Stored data
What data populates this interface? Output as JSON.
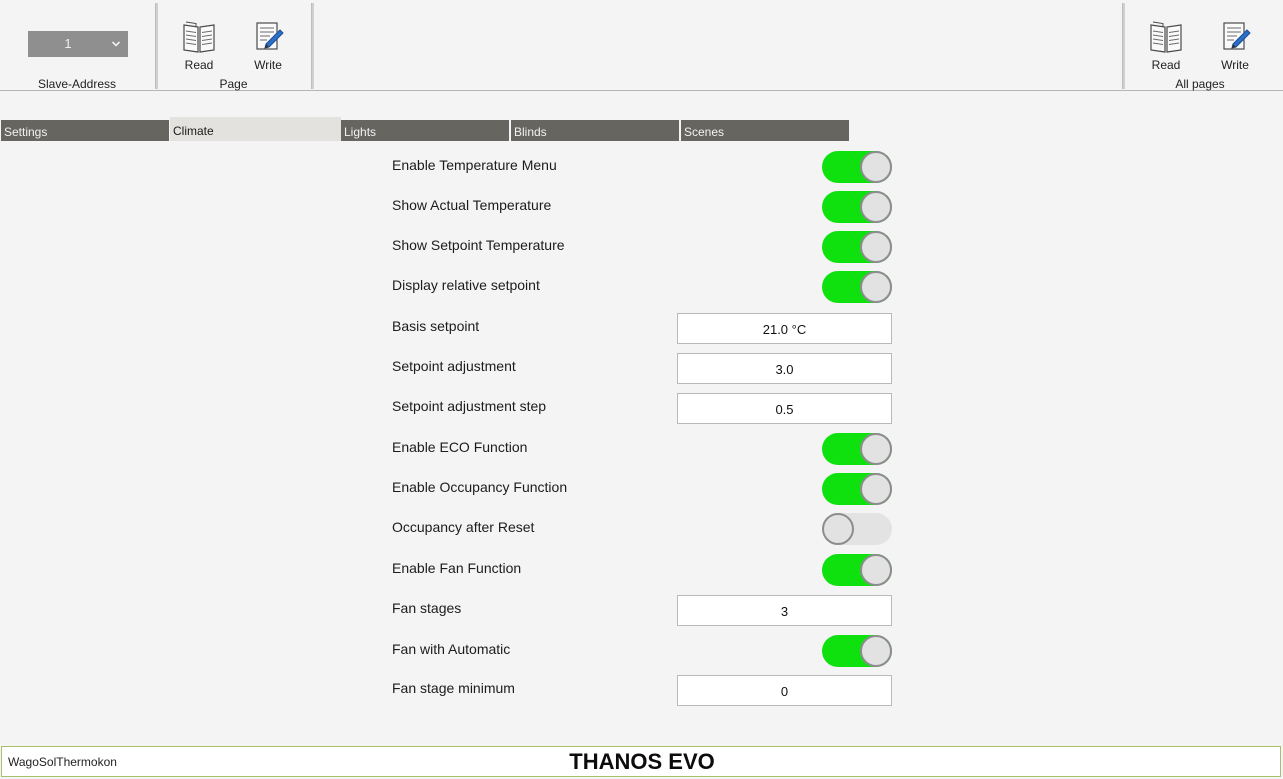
{
  "toolbar": {
    "slave": {
      "value": "1",
      "group_label": "Slave-Address"
    },
    "page": {
      "read_label": "Read",
      "write_label": "Write",
      "group_label": "Page"
    },
    "all_pages": {
      "read_label": "Read",
      "write_label": "Write",
      "group_label": "All pages"
    }
  },
  "tabs": [
    {
      "label": "Settings",
      "active": false
    },
    {
      "label": "Climate",
      "active": true
    },
    {
      "label": "Lights",
      "active": false
    },
    {
      "label": "Blinds",
      "active": false
    },
    {
      "label": "Scenes",
      "active": false
    }
  ],
  "rows": [
    {
      "label": "Enable Temperature Menu",
      "kind": "toggle",
      "on": true
    },
    {
      "label": "Show Actual Temperature",
      "kind": "toggle",
      "on": true
    },
    {
      "label": "Show Setpoint Temperature",
      "kind": "toggle",
      "on": true
    },
    {
      "label": "Display relative setpoint",
      "kind": "toggle",
      "on": true
    },
    {
      "label": "Basis setpoint",
      "kind": "field",
      "value": "21.0 °C"
    },
    {
      "label": "Setpoint adjustment",
      "kind": "field",
      "value": "3.0"
    },
    {
      "label": "Setpoint adjustment step",
      "kind": "field",
      "value": "0.5"
    },
    {
      "label": "Enable ECO Function",
      "kind": "toggle",
      "on": true
    },
    {
      "label": "Enable Occupancy Function",
      "kind": "toggle",
      "on": true
    },
    {
      "label": "Occupancy after Reset",
      "kind": "toggle",
      "on": false
    },
    {
      "label": "Enable Fan Function",
      "kind": "toggle",
      "on": true
    },
    {
      "label": "Fan stages",
      "kind": "field",
      "value": "3"
    },
    {
      "label": "Fan with Automatic",
      "kind": "toggle",
      "on": true
    },
    {
      "label": "Fan stage minimum",
      "kind": "field",
      "value": "0"
    }
  ],
  "statusbar": {
    "vendor": "WagoSolThermokon",
    "product": "THANOS EVO"
  },
  "colors": {
    "toggle_on": "#0ee10e",
    "toggle_off": "#e3e3e3",
    "tab_inactive": "#666560",
    "tab_active": "#e3e2df",
    "statusbar_border": "#a9c06a"
  },
  "icons": {
    "read": "book-read-icon",
    "write": "pencil-write-icon",
    "dropdown": "chevron-down-icon"
  }
}
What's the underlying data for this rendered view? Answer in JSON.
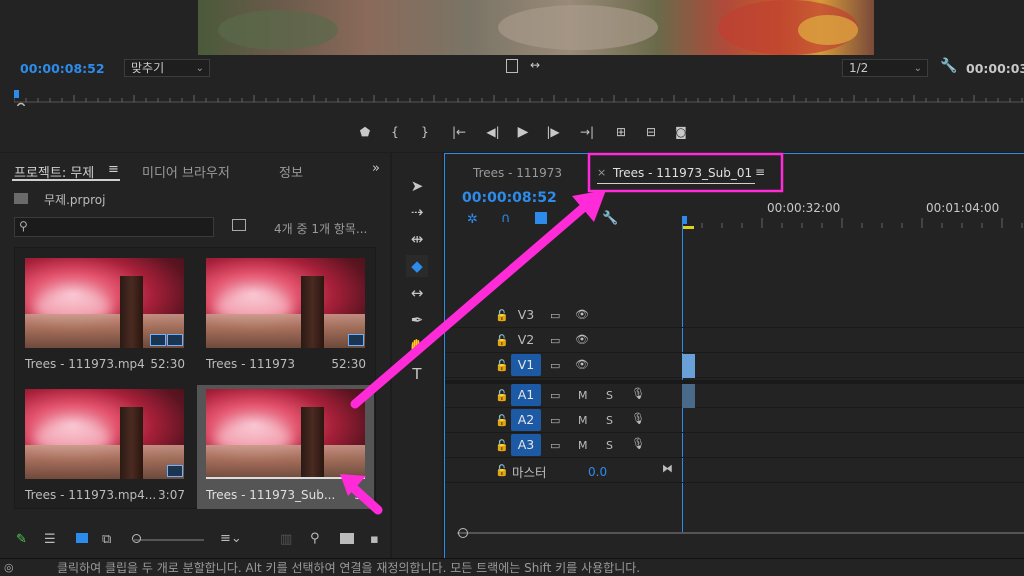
{
  "monitor": {
    "timecode_left": "00:00:08:52",
    "fit_label": "맞추기",
    "resolution": "1/2",
    "timecode_right": "00:00:03"
  },
  "project": {
    "tabs": [
      {
        "label": "프로젝트: 무제",
        "active": true
      },
      {
        "label": "미디어 브라우저",
        "active": false
      },
      {
        "label": "정보",
        "active": false
      }
    ],
    "file_name": "무제.prproj",
    "search_placeholder": "",
    "item_count": "4개 중 1개 항목...",
    "items": [
      {
        "name": "Trees - 111973.mp4",
        "duration": "52:30"
      },
      {
        "name": "Trees - 111973",
        "duration": "52:30"
      },
      {
        "name": "Trees - 111973.mp4...",
        "duration": "3:07"
      },
      {
        "name": "Trees - 111973_Sub...",
        "duration": "3:"
      }
    ]
  },
  "timeline": {
    "tabs": [
      {
        "label": "Trees - 111973",
        "active": false
      },
      {
        "label": "Trees - 111973_Sub_01",
        "active": true
      }
    ],
    "timecode": "00:00:08:52",
    "ruler_labels": [
      "00:00:32:00",
      "00:01:04:00"
    ],
    "video_tracks": [
      "V3",
      "V2",
      "V1"
    ],
    "audio_tracks": [
      "A1",
      "A2",
      "A3"
    ],
    "master_label": "마스터",
    "master_value": "0.0",
    "mute_label": "M",
    "solo_label": "S"
  },
  "status_bar": {
    "text": "클릭하여 클립을 두 개로 분할합니다. Alt 키를 선택하여 연결을 재정의합니다. 모든 트랙에는 Shift 키를 사용합니다."
  },
  "colors": {
    "accent": "#2d8ceb",
    "annotation": "#ff2bd8"
  }
}
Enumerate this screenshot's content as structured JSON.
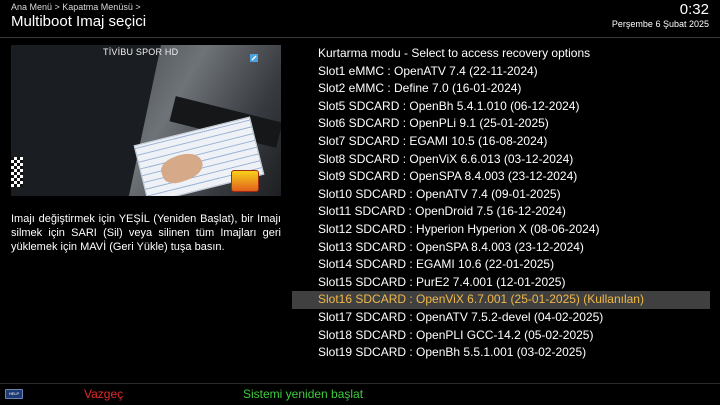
{
  "header": {
    "breadcrumb": "Ana Menü > Kapatma Menüsü >",
    "title": "Multiboot Imaj seçici",
    "clock": "0:32",
    "date": "Perşembe 6 Şubat 2025"
  },
  "preview": {
    "channel_logo": "TİVİBU SPOR HD"
  },
  "help_text": "Imajı değiştirmek için YEŞİL (Yeniden Başlat), bir Imajı silmek için SARI (Sil) veya silinen tüm Imajları geri yüklemek için MAVİ (Geri Yükle) tuşa basın.",
  "slots": [
    {
      "label": "Kurtarma modu - Select to access recovery options"
    },
    {
      "label": "Slot1 eMMC : OpenATV 7.4 (22-11-2024)"
    },
    {
      "label": "Slot2 eMMC : Define 7.0 (16-01-2024)"
    },
    {
      "label": "Slot5 SDCARD : OpenBh 5.4.1.010 (06-12-2024)"
    },
    {
      "label": "Slot6 SDCARD : OpenPLi 9.1 (25-01-2025)"
    },
    {
      "label": "Slot7 SDCARD : EGAMI 10.5 (16-08-2024)"
    },
    {
      "label": "Slot8 SDCARD : OpenViX 6.6.013 (03-12-2024)"
    },
    {
      "label": "Slot9 SDCARD : OpenSPA 8.4.003 (23-12-2024)"
    },
    {
      "label": "Slot10 SDCARD : OpenATV 7.4 (09-01-2025)"
    },
    {
      "label": "Slot11 SDCARD : OpenDroid 7.5 (16-12-2024)"
    },
    {
      "label": "Slot12 SDCARD : Hyperion Hyperion X (08-06-2024)"
    },
    {
      "label": "Slot13 SDCARD : OpenSPA 8.4.003 (23-12-2024)"
    },
    {
      "label": "Slot14 SDCARD : EGAMI 10.6 (22-01-2025)"
    },
    {
      "label": "Slot15 SDCARD : PurE2 7.4.001 (12-01-2025)"
    },
    {
      "label": "Slot16 SDCARD : OpenViX 6.7.001 (25-01-2025)  (Kullanılan)",
      "selected": true
    },
    {
      "label": "Slot17 SDCARD : OpenATV 7.5.2-devel (04-02-2025)"
    },
    {
      "label": "Slot18 SDCARD : OpenPLI GCC-14.2 (05-02-2025)"
    },
    {
      "label": "Slot19 SDCARD : OpenBh 5.5.1.001 (03-02-2025)"
    }
  ],
  "footer": {
    "help_label": "HELP",
    "cancel_label": "Vazgeç",
    "restart_label": "Sistemi yeniden başlat"
  },
  "colors": {
    "selected_text": "#f0b848",
    "selected_bg": "#404040",
    "red_key": "#e22a2a",
    "green_key": "#3ecb3e"
  }
}
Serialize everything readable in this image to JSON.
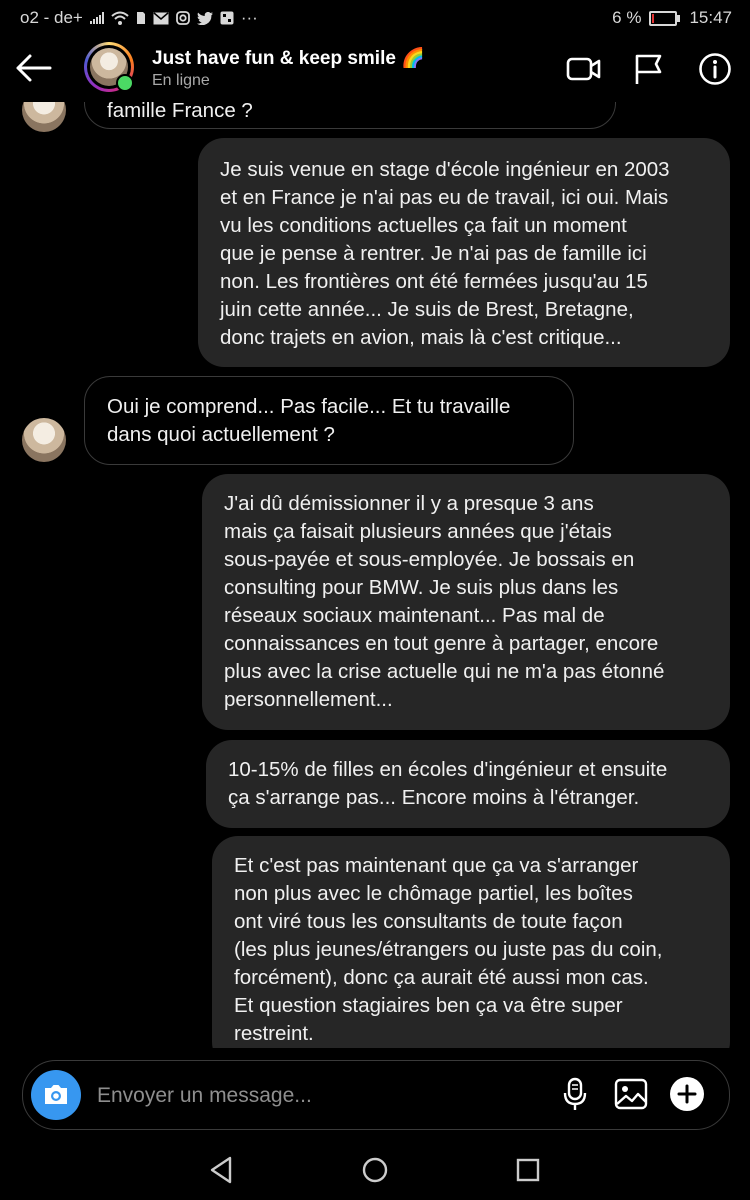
{
  "status_bar": {
    "carrier": "o2 - de+",
    "notification_icons": [
      "signal-icon",
      "wifi-icon",
      "sim-icon",
      "mail-icon",
      "instagram-icon",
      "twitter-icon",
      "gallery-icon",
      "more-icon"
    ],
    "overflow": "···",
    "battery_text": "6 %",
    "battery_level": 0.06,
    "battery_color": "#e33333",
    "time": "15:47"
  },
  "header": {
    "contact_name": "Just have fun & keep smile 🌈",
    "status": "En ligne",
    "online_color": "#4bd964",
    "icons": [
      "back-arrow-icon",
      "video-call-icon",
      "flag-icon",
      "info-icon"
    ]
  },
  "messages": [
    {
      "direction": "in",
      "text": "famille France ?",
      "partial": true
    },
    {
      "direction": "out",
      "lines": [
        "Je suis venue en stage d'école ingénieur en 2003",
        "et en France je n'ai pas eu de travail, ici oui. Mais",
        "vu les conditions actuelles ça fait un moment",
        "que je pense à rentrer. Je n'ai pas de famille ici",
        "non. Les frontières ont été fermées jusqu'au 15",
        "juin cette année... Je suis de Brest, Bretagne,",
        "donc trajets en avion, mais là c'est critique..."
      ]
    },
    {
      "direction": "in",
      "lines": [
        "Oui je comprend... Pas facile... Et tu travaille",
        "dans quoi actuellement ?"
      ]
    },
    {
      "direction": "out",
      "lines": [
        "J'ai dû démissionner il y a presque 3 ans",
        "mais ça faisait plusieurs années que j'étais",
        "sous-payée et sous-employée. Je bossais en",
        "consulting pour BMW. Je suis plus dans les",
        "réseaux sociaux maintenant... Pas mal de",
        "connaissances en tout genre à partager, encore",
        "plus avec la crise actuelle qui ne m'a pas étonné",
        "personnellement..."
      ]
    },
    {
      "direction": "out",
      "lines": [
        "10-15% de filles en écoles d'ingénieur et ensuite",
        "ça s'arrange pas... Encore moins à l'étranger."
      ]
    },
    {
      "direction": "out",
      "lines": [
        "Et c'est pas maintenant que ça va s'arranger",
        "non plus avec le chômage partiel, les boîtes",
        "ont viré tous les consultants de toute façon",
        "(les plus jeunes/étrangers ou juste pas du coin,",
        "forcément), donc ça aurait été aussi mon cas.",
        "Et question stagiaires ben ça va être super",
        "restreint."
      ]
    }
  ],
  "composer": {
    "placeholder": "Envoyer un message...",
    "value": "",
    "icons": [
      "camera-icon",
      "microphone-icon",
      "gallery-icon",
      "plus-icon"
    ],
    "camera_color": "#3797f0"
  },
  "nav_bar": {
    "icons": [
      "back-triangle-icon",
      "home-circle-icon",
      "recents-square-icon"
    ]
  },
  "colors": {
    "background": "#000000",
    "outgoing_bubble": "#262626",
    "incoming_border": "#3a3a3a",
    "text": "#f0f0f0",
    "secondary_text": "#a8a8a8"
  }
}
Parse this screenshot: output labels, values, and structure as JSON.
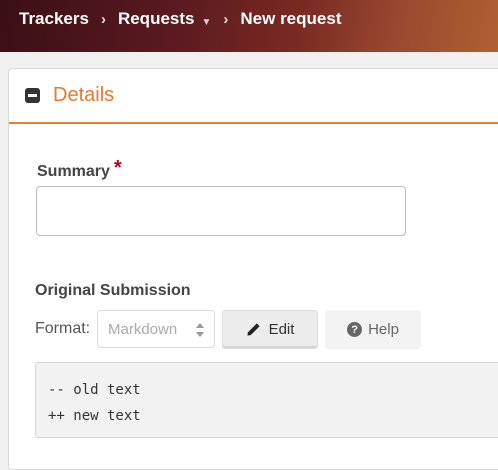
{
  "breadcrumb": {
    "items": [
      {
        "label": "Trackers"
      },
      {
        "label": "Requests"
      },
      {
        "label": "New request"
      }
    ]
  },
  "panel": {
    "title": "Details"
  },
  "form": {
    "summary_label": "Summary",
    "required_mark": "*",
    "summary_value": "",
    "original_submission_label": "Original Submission",
    "format_label": "Format:",
    "format_selected": "Markdown",
    "edit_label": "Edit",
    "help_label": "Help",
    "editor_lines": [
      "-- old text",
      "++ new text"
    ]
  },
  "colors": {
    "accent": "#e8772b",
    "required": "#c0001a"
  },
  "icons": [
    "chevron-right-icon",
    "caret-down-icon",
    "collapse-icon",
    "pencil-icon",
    "help-icon"
  ]
}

▶ PROBLEM STATEMENT: Exclude the pictures, and output exactly the lines from the one with "Parse this screenshot: output" through the last line of the records, both included.

▶ EXERCISE RESPONSE:
Parse this screenshot: output labels, values, and structure as JSON.
{
  "breadcrumb": {
    "items": [
      {
        "label": "Trackers"
      },
      {
        "label": "Requests"
      },
      {
        "label": "New request"
      }
    ]
  },
  "panel": {
    "title": "Details"
  },
  "form": {
    "summary_label": "Summary",
    "required_mark": "*",
    "summary_value": "",
    "original_submission_label": "Original Submission",
    "format_label": "Format:",
    "format_selected": "Markdown",
    "edit_label": "Edit",
    "help_label": "Help",
    "editor_lines": [
      "-- old text",
      "++ new text"
    ]
  },
  "colors": {
    "accent": "#e8772b",
    "required": "#c0001a"
  },
  "icons": [
    "chevron-right-icon",
    "caret-down-icon",
    "collapse-icon",
    "pencil-icon",
    "help-icon"
  ]
}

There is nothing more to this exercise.